▸ Instructions to follow
Could you copy every line from the material below in which "اصفهان" appears?

--- begin ---

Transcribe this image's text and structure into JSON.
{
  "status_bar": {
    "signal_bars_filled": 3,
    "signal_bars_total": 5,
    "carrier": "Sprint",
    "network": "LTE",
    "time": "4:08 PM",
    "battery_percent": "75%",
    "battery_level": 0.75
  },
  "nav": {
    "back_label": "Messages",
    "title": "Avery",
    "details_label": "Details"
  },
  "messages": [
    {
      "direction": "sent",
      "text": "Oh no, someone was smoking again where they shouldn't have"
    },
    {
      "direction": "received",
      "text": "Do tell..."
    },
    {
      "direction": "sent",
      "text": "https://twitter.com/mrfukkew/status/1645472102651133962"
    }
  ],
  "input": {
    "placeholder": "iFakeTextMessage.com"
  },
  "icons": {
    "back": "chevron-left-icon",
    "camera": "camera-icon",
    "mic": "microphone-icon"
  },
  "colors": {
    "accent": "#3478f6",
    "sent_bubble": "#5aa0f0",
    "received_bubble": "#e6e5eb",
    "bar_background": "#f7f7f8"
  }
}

--- end ---
--- begin ---

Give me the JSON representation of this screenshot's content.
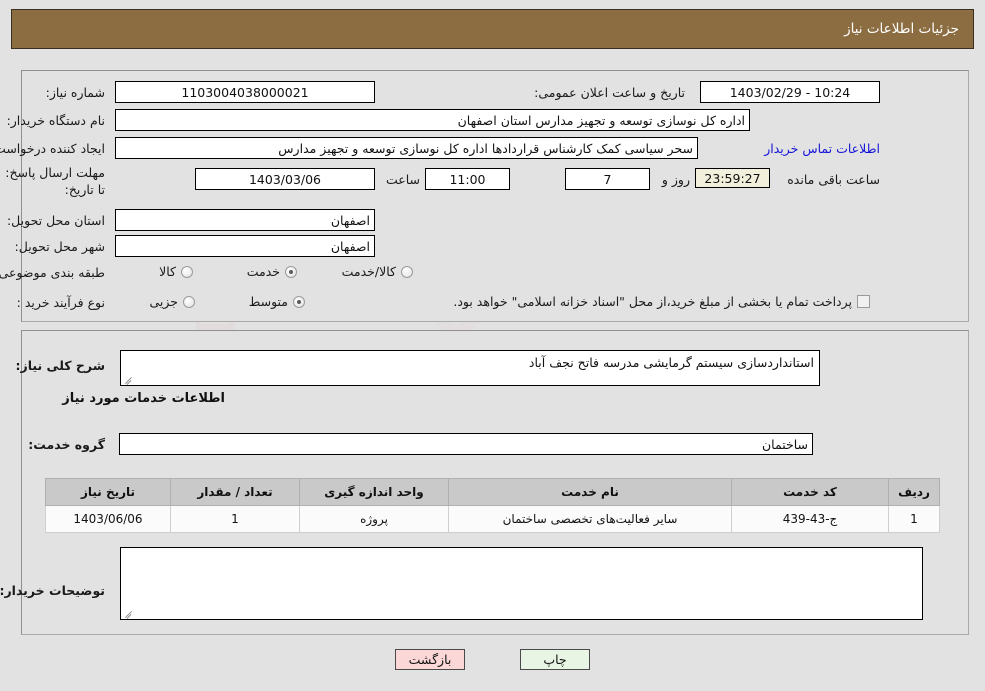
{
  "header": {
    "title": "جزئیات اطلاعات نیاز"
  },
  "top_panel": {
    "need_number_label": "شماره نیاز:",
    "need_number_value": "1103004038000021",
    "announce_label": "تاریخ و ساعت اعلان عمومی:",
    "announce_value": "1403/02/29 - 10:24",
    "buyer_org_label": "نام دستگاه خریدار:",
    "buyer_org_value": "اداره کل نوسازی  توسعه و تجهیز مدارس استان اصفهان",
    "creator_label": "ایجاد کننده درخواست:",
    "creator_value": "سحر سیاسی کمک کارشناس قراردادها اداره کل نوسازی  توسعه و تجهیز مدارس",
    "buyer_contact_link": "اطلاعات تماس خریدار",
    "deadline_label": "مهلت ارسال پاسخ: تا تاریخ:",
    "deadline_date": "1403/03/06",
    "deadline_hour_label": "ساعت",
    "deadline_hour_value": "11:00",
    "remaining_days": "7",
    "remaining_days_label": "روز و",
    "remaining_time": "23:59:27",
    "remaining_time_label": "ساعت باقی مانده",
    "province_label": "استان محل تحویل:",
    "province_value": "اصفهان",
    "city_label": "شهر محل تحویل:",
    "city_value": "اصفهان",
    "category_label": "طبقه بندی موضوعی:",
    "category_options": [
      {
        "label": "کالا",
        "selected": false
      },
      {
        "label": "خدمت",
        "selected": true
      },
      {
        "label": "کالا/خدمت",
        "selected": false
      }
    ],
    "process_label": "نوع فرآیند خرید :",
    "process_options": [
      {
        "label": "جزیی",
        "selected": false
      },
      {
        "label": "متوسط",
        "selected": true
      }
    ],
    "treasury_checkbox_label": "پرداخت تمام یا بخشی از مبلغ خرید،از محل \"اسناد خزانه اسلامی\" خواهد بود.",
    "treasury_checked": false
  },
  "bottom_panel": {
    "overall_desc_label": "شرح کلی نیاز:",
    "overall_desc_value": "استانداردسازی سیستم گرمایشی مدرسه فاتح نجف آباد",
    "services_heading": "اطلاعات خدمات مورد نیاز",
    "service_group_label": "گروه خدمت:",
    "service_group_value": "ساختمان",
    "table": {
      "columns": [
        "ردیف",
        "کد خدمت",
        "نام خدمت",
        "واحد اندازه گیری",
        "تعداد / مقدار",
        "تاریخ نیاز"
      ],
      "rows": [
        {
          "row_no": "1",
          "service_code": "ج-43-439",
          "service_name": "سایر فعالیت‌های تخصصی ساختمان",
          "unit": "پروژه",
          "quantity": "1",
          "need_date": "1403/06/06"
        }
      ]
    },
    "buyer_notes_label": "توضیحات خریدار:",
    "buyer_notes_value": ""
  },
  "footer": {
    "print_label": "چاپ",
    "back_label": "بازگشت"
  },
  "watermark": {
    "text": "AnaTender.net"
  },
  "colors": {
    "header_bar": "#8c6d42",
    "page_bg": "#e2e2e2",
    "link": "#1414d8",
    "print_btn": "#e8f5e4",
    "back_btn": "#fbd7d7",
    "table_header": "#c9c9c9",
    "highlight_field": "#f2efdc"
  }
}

--- end ---
--- begin ---

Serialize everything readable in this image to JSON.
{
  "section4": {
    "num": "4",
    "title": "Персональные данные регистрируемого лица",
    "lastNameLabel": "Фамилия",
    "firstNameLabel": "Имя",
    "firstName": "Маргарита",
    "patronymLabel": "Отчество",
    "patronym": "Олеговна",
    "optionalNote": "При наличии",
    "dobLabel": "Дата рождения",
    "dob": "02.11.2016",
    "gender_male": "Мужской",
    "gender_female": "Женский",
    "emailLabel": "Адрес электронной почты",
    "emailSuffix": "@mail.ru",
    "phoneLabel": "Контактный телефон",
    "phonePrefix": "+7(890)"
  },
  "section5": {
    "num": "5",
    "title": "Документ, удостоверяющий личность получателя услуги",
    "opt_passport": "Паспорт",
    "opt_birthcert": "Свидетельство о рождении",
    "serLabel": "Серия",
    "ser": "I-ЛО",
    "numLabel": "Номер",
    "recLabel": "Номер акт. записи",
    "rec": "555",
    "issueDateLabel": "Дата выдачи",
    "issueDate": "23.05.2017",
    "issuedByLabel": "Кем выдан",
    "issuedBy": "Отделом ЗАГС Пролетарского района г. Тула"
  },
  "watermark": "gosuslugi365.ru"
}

--- end ---

▸ The result
    "buyer_org_value": "اداره کل نوسازی  توسعه و تجهیز مدارس استان اصفهان",
    "province_value": "اصفهان",
    "city_value": "اصفهان",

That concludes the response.